Listed records –
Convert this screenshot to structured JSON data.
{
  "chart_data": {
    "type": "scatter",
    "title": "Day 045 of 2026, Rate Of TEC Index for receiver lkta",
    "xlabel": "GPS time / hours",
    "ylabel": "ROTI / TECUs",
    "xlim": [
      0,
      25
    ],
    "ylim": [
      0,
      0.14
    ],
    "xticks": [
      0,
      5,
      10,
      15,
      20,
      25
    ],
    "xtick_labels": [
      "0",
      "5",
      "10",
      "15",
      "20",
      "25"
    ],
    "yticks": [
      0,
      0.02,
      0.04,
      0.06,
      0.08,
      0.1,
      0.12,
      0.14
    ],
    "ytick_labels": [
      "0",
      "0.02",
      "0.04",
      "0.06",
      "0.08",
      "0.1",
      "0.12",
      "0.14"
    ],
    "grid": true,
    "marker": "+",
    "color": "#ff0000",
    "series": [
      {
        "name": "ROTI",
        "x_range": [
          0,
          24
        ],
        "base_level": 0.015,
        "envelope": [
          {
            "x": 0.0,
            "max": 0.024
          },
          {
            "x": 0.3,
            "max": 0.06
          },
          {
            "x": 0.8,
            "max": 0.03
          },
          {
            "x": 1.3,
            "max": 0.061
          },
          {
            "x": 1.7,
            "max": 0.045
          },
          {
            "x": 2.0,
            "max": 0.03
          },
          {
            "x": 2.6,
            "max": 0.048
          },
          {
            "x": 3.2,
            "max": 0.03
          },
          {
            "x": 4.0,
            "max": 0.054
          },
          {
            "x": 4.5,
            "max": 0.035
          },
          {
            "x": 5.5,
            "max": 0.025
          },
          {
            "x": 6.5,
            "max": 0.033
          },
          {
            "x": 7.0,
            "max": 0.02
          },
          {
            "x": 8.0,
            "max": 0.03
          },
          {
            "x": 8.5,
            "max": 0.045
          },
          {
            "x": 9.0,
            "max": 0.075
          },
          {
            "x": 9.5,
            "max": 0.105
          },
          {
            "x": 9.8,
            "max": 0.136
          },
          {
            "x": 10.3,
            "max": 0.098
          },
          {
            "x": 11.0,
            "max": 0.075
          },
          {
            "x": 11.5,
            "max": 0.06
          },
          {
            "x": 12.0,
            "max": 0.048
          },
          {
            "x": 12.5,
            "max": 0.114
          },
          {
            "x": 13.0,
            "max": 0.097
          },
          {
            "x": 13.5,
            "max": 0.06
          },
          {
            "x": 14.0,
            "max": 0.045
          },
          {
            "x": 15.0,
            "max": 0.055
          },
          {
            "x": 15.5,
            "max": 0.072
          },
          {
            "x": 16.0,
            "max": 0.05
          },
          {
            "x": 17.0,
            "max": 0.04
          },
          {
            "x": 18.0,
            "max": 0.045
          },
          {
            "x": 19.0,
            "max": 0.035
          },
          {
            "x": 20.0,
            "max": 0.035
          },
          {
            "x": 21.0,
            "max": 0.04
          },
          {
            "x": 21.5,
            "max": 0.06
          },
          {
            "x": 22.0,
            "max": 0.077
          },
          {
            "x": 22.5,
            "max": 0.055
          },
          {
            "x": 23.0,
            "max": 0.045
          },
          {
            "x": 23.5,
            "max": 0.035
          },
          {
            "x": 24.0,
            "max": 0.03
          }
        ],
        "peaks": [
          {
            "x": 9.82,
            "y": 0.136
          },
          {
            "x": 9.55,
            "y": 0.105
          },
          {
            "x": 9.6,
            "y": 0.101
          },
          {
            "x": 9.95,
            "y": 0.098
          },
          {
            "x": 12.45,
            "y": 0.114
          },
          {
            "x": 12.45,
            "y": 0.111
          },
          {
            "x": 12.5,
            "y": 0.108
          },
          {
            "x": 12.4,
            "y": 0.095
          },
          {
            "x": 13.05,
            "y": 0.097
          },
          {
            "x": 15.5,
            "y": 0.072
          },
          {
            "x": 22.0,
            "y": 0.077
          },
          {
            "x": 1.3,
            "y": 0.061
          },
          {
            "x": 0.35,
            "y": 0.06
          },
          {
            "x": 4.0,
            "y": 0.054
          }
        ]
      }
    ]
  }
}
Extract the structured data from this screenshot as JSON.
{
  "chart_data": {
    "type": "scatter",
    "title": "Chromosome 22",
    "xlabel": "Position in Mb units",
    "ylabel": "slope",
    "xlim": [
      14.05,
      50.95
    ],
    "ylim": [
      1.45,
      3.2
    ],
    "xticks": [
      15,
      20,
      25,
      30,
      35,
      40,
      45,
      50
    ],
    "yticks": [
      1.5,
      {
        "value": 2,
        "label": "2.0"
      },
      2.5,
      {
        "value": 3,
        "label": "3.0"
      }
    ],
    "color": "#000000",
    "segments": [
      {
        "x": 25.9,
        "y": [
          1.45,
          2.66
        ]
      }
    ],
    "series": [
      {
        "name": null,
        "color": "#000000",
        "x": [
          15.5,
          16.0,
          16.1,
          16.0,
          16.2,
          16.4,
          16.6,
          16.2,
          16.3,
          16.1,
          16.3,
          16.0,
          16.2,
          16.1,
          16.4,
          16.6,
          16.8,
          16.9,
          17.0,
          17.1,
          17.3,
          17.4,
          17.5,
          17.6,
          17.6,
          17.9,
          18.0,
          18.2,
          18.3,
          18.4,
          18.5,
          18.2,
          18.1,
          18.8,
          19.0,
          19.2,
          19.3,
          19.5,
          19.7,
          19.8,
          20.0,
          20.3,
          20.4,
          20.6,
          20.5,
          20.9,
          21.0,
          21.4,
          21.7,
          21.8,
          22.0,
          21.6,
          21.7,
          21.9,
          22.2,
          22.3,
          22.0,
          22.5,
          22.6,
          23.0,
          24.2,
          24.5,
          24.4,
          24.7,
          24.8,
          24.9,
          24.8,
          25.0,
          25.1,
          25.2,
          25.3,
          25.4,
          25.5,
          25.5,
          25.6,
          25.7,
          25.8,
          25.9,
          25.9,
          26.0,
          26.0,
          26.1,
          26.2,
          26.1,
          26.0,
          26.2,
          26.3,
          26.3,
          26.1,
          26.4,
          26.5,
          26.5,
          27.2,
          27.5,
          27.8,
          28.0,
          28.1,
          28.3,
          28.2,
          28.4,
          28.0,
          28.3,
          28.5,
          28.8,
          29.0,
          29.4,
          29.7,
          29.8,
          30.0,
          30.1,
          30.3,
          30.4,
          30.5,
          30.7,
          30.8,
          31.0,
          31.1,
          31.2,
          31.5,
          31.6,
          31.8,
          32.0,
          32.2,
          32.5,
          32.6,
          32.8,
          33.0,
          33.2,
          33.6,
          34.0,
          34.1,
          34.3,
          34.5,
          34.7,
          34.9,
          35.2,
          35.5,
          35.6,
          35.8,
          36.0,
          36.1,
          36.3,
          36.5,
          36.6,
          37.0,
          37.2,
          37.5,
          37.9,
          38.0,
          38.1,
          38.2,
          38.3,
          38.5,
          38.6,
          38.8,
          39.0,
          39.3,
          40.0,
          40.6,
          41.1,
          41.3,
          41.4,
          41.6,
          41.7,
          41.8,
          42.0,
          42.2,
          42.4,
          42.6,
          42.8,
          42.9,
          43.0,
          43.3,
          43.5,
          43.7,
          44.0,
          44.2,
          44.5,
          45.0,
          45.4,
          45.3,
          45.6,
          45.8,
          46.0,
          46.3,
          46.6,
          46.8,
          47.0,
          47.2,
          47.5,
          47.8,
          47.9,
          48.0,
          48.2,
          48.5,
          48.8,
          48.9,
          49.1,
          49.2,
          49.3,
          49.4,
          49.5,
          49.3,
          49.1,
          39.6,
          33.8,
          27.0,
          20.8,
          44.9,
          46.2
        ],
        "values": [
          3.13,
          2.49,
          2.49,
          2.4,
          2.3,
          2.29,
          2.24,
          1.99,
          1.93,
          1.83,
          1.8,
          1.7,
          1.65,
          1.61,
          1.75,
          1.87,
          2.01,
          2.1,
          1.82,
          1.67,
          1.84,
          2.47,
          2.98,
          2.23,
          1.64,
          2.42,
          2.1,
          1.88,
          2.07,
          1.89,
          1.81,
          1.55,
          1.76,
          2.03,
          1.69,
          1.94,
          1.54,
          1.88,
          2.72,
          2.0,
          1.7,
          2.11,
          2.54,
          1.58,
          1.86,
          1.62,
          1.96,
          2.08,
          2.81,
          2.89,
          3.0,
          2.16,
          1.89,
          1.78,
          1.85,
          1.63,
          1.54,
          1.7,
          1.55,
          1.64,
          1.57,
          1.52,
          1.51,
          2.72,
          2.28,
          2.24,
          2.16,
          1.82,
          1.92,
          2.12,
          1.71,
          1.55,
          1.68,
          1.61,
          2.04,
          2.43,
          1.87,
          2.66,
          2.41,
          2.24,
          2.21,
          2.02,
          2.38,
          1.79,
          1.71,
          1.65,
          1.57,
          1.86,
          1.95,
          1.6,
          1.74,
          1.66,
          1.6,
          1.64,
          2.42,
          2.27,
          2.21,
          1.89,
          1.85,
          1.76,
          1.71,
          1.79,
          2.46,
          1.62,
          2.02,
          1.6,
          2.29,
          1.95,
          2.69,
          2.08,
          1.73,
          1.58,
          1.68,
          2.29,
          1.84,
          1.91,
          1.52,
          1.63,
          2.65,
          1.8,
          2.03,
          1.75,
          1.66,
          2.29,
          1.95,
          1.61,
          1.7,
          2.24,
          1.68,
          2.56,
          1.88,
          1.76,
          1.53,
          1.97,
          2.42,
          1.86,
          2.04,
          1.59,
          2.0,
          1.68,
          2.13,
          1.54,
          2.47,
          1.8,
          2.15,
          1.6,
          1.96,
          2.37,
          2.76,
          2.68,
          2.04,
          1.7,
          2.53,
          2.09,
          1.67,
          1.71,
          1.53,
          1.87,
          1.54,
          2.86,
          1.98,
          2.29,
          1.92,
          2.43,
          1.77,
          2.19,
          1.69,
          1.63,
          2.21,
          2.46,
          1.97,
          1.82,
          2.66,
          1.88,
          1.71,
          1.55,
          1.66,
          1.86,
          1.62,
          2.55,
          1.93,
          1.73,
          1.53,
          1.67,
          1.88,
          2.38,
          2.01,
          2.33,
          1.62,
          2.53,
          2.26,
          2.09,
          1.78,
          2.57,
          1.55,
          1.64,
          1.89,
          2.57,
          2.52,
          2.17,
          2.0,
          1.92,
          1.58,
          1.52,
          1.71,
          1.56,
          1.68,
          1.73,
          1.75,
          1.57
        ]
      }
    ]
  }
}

The task – Copy out all lines from the material above that contain the string "xlabel".

Exercise solution –
    "xlabel": "GPS time / hours",
    "xlabel": "Position in Mb units",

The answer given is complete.